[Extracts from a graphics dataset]
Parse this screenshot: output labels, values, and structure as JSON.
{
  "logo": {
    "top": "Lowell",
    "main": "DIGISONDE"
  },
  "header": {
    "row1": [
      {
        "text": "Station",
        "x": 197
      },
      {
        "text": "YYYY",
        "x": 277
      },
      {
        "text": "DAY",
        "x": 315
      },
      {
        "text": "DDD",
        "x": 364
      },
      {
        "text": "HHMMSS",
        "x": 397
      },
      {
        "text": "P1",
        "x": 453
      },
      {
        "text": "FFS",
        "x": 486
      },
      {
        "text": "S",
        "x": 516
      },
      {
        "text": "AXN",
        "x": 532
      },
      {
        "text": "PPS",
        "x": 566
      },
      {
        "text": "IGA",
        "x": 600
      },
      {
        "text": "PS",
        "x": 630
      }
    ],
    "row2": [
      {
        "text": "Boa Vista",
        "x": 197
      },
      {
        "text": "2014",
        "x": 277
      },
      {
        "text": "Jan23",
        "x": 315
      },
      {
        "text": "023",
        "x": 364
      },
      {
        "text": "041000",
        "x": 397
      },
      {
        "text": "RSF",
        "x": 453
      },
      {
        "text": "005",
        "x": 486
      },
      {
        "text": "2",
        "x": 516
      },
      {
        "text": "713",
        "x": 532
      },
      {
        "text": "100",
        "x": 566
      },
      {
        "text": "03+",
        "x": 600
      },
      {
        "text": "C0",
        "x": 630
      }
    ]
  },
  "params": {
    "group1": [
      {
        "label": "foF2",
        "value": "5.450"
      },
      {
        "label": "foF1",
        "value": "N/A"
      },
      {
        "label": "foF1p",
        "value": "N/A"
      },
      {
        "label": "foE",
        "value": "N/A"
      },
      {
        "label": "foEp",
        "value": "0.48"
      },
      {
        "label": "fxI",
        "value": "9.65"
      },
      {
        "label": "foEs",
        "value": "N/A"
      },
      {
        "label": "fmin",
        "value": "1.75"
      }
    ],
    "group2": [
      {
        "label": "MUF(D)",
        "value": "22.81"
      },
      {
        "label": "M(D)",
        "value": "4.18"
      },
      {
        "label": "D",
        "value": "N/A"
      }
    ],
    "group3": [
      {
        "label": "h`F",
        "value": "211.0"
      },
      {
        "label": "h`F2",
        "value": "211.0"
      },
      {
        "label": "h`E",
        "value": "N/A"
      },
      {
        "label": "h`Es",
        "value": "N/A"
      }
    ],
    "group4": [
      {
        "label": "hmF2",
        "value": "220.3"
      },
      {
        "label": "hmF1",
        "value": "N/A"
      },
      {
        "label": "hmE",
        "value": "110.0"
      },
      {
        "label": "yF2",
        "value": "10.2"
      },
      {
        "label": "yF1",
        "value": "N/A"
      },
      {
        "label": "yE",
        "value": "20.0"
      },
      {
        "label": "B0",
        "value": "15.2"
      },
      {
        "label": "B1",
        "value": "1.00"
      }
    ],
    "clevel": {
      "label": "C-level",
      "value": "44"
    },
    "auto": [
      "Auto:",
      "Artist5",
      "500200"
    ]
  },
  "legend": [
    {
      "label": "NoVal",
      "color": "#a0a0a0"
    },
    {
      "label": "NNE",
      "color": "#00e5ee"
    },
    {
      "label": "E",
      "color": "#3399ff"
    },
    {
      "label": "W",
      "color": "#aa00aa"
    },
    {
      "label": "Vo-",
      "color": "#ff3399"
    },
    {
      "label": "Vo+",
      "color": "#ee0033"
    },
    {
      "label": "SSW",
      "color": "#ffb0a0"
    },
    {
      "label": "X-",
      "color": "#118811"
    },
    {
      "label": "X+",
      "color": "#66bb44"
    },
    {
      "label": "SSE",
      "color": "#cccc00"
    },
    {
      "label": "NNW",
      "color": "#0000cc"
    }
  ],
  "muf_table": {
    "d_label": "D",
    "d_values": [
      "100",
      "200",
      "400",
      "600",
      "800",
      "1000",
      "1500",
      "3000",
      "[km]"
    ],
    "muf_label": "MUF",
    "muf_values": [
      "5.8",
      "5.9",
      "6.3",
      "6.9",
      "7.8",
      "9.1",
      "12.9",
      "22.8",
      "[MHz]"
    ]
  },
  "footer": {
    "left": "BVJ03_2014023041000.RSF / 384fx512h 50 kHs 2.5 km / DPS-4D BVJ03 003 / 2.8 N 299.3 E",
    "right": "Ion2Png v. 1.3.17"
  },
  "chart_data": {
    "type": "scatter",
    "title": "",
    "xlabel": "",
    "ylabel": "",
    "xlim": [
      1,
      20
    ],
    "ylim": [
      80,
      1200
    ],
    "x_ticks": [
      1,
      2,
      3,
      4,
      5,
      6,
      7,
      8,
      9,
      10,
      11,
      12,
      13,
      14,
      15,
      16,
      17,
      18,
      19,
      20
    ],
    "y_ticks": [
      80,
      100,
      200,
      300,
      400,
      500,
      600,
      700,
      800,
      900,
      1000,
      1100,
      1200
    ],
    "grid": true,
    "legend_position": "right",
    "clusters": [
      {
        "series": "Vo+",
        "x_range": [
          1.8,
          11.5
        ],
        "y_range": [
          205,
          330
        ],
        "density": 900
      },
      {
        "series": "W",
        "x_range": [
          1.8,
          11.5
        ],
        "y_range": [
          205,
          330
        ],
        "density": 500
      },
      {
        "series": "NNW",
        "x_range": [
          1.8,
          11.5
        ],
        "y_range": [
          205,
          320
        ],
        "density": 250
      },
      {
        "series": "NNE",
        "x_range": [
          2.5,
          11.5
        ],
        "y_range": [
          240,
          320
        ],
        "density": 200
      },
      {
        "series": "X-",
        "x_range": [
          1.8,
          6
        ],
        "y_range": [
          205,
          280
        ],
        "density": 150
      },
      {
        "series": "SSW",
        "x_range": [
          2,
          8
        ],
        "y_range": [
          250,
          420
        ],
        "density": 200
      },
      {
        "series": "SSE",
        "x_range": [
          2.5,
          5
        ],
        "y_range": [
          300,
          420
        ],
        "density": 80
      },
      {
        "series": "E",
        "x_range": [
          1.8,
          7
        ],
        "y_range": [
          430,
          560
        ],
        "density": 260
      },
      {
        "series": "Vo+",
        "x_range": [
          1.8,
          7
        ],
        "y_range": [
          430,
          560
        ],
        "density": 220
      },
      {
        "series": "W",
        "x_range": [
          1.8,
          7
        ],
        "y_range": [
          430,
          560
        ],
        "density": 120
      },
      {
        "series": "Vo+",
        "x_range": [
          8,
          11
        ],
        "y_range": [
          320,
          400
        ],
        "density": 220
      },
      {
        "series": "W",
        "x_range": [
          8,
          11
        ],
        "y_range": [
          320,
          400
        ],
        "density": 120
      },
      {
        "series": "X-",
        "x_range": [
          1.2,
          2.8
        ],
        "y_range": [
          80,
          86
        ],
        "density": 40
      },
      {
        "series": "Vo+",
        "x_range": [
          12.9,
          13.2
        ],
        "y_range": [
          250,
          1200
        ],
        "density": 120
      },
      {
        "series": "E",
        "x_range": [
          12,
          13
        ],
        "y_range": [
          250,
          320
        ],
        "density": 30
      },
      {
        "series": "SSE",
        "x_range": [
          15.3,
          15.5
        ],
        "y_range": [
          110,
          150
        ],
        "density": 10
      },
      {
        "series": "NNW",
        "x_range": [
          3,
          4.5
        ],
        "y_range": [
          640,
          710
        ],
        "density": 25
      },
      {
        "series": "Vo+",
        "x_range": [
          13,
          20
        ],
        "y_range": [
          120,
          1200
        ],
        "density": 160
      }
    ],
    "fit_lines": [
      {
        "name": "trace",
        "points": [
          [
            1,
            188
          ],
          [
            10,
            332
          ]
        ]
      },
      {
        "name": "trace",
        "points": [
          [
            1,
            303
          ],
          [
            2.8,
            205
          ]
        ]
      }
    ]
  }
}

Task details.
Transcribe the data above in full, exactly.

Final result.
Parse this screenshot: output labels, values, and structure as JSON.
{
  "logo": {
    "top": "Lowell",
    "main": "DIGISONDE"
  },
  "header": {
    "row1": [
      {
        "text": "Station",
        "x": 197
      },
      {
        "text": "YYYY",
        "x": 277
      },
      {
        "text": "DAY",
        "x": 315
      },
      {
        "text": "DDD",
        "x": 364
      },
      {
        "text": "HHMMSS",
        "x": 397
      },
      {
        "text": "P1",
        "x": 453
      },
      {
        "text": "FFS",
        "x": 486
      },
      {
        "text": "S",
        "x": 516
      },
      {
        "text": "AXN",
        "x": 532
      },
      {
        "text": "PPS",
        "x": 566
      },
      {
        "text": "IGA",
        "x": 600
      },
      {
        "text": "PS",
        "x": 630
      }
    ],
    "row2": [
      {
        "text": "Boa Vista",
        "x": 197
      },
      {
        "text": "2014",
        "x": 277
      },
      {
        "text": "Jan23",
        "x": 315
      },
      {
        "text": "023",
        "x": 364
      },
      {
        "text": "041000",
        "x": 397
      },
      {
        "text": "RSF",
        "x": 453
      },
      {
        "text": "005",
        "x": 486
      },
      {
        "text": "2",
        "x": 516
      },
      {
        "text": "713",
        "x": 532
      },
      {
        "text": "100",
        "x": 566
      },
      {
        "text": "03+",
        "x": 600
      },
      {
        "text": "C0",
        "x": 630
      }
    ]
  },
  "params": {
    "group1": [
      {
        "label": "foF2",
        "value": "5.450"
      },
      {
        "label": "foF1",
        "value": "N/A"
      },
      {
        "label": "foF1p",
        "value": "N/A"
      },
      {
        "label": "foE",
        "value": "N/A"
      },
      {
        "label": "foEp",
        "value": "0.48"
      },
      {
        "label": "fxI",
        "value": "9.65"
      },
      {
        "label": "foEs",
        "value": "N/A"
      },
      {
        "label": "fmin",
        "value": "1.75"
      }
    ],
    "group2": [
      {
        "label": "MUF(D)",
        "value": "22.81"
      },
      {
        "label": "M(D)",
        "value": "4.18"
      },
      {
        "label": "D",
        "value": "N/A"
      }
    ],
    "group3": [
      {
        "label": "h`F",
        "value": "211.0"
      },
      {
        "label": "h`F2",
        "value": "211.0"
      },
      {
        "label": "h`E",
        "value": "N/A"
      },
      {
        "label": "h`Es",
        "value": "N/A"
      }
    ],
    "group4": [
      {
        "label": "hmF2",
        "value": "220.3"
      },
      {
        "label": "hmF1",
        "value": "N/A"
      },
      {
        "label": "hmE",
        "value": "110.0"
      },
      {
        "label": "yF2",
        "value": "10.2"
      },
      {
        "label": "yF1",
        "value": "N/A"
      },
      {
        "label": "yE",
        "value": "20.0"
      },
      {
        "label": "B0",
        "value": "15.2"
      },
      {
        "label": "B1",
        "value": "1.00"
      }
    ],
    "clevel": {
      "label": "C-level",
      "value": "44"
    },
    "auto": [
      "Auto:",
      "Artist5",
      "500200"
    ]
  },
  "legend": [
    {
      "label": "NoVal",
      "color": "#a0a0a0"
    },
    {
      "label": "NNE",
      "color": "#00e5ee"
    },
    {
      "label": "E",
      "color": "#3399ff"
    },
    {
      "label": "W",
      "color": "#aa00aa"
    },
    {
      "label": "Vo-",
      "color": "#ff3399"
    },
    {
      "label": "Vo+",
      "color": "#ee0033"
    },
    {
      "label": "SSW",
      "color": "#ffb0a0"
    },
    {
      "label": "X-",
      "color": "#118811"
    },
    {
      "label": "X+",
      "color": "#66bb44"
    },
    {
      "label": "SSE",
      "color": "#cccc00"
    },
    {
      "label": "NNW",
      "color": "#0000cc"
    }
  ],
  "muf_table": {
    "d_label": "D",
    "d_values": [
      "100",
      "200",
      "400",
      "600",
      "800",
      "1000",
      "1500",
      "3000",
      "[km]"
    ],
    "muf_label": "MUF",
    "muf_values": [
      "5.8",
      "5.9",
      "6.3",
      "6.9",
      "7.8",
      "9.1",
      "12.9",
      "22.8",
      "[MHz]"
    ]
  },
  "footer": {
    "left": "BVJ03_2014023041000.RSF / 384fx512h 50 kHs 2.5 km / DPS-4D BVJ03 003 / 2.8 N 299.3 E",
    "right": "Ion2Png v. 1.3.17"
  },
  "chart_data": {
    "type": "scatter",
    "title": "",
    "xlabel": "",
    "ylabel": "",
    "xlim": [
      1,
      20
    ],
    "ylim": [
      80,
      1200
    ],
    "x_ticks": [
      1,
      2,
      3,
      4,
      5,
      6,
      7,
      8,
      9,
      10,
      11,
      12,
      13,
      14,
      15,
      16,
      17,
      18,
      19,
      20
    ],
    "y_ticks": [
      80,
      100,
      200,
      300,
      400,
      500,
      600,
      700,
      800,
      900,
      1000,
      1100,
      1200
    ],
    "grid": true,
    "legend_position": "right",
    "clusters": [
      {
        "series": "Vo+",
        "x_range": [
          1.8,
          11.5
        ],
        "y_range": [
          205,
          330
        ],
        "density": 900
      },
      {
        "series": "W",
        "x_range": [
          1.8,
          11.5
        ],
        "y_range": [
          205,
          330
        ],
        "density": 500
      },
      {
        "series": "NNW",
        "x_range": [
          1.8,
          11.5
        ],
        "y_range": [
          205,
          320
        ],
        "density": 250
      },
      {
        "series": "NNE",
        "x_range": [
          2.5,
          11.5
        ],
        "y_range": [
          240,
          320
        ],
        "density": 200
      },
      {
        "series": "X-",
        "x_range": [
          1.8,
          6
        ],
        "y_range": [
          205,
          280
        ],
        "density": 150
      },
      {
        "series": "SSW",
        "x_range": [
          2,
          8
        ],
        "y_range": [
          250,
          420
        ],
        "density": 200
      },
      {
        "series": "SSE",
        "x_range": [
          2.5,
          5
        ],
        "y_range": [
          300,
          420
        ],
        "density": 80
      },
      {
        "series": "E",
        "x_range": [
          1.8,
          7
        ],
        "y_range": [
          430,
          560
        ],
        "density": 260
      },
      {
        "series": "Vo+",
        "x_range": [
          1.8,
          7
        ],
        "y_range": [
          430,
          560
        ],
        "density": 220
      },
      {
        "series": "W",
        "x_range": [
          1.8,
          7
        ],
        "y_range": [
          430,
          560
        ],
        "density": 120
      },
      {
        "series": "Vo+",
        "x_range": [
          8,
          11
        ],
        "y_range": [
          320,
          400
        ],
        "density": 220
      },
      {
        "series": "W",
        "x_range": [
          8,
          11
        ],
        "y_range": [
          320,
          400
        ],
        "density": 120
      },
      {
        "series": "X-",
        "x_range": [
          1.2,
          2.8
        ],
        "y_range": [
          80,
          86
        ],
        "density": 40
      },
      {
        "series": "Vo+",
        "x_range": [
          12.9,
          13.2
        ],
        "y_range": [
          250,
          1200
        ],
        "density": 120
      },
      {
        "series": "E",
        "x_range": [
          12,
          13
        ],
        "y_range": [
          250,
          320
        ],
        "density": 30
      },
      {
        "series": "SSE",
        "x_range": [
          15.3,
          15.5
        ],
        "y_range": [
          110,
          150
        ],
        "density": 10
      },
      {
        "series": "NNW",
        "x_range": [
          3,
          4.5
        ],
        "y_range": [
          640,
          710
        ],
        "density": 25
      },
      {
        "series": "Vo+",
        "x_range": [
          13,
          20
        ],
        "y_range": [
          120,
          1200
        ],
        "density": 160
      }
    ],
    "fit_lines": [
      {
        "name": "trace",
        "points": [
          [
            1,
            188
          ],
          [
            10,
            332
          ]
        ]
      },
      {
        "name": "trace",
        "points": [
          [
            1,
            303
          ],
          [
            2.8,
            205
          ]
        ]
      }
    ]
  }
}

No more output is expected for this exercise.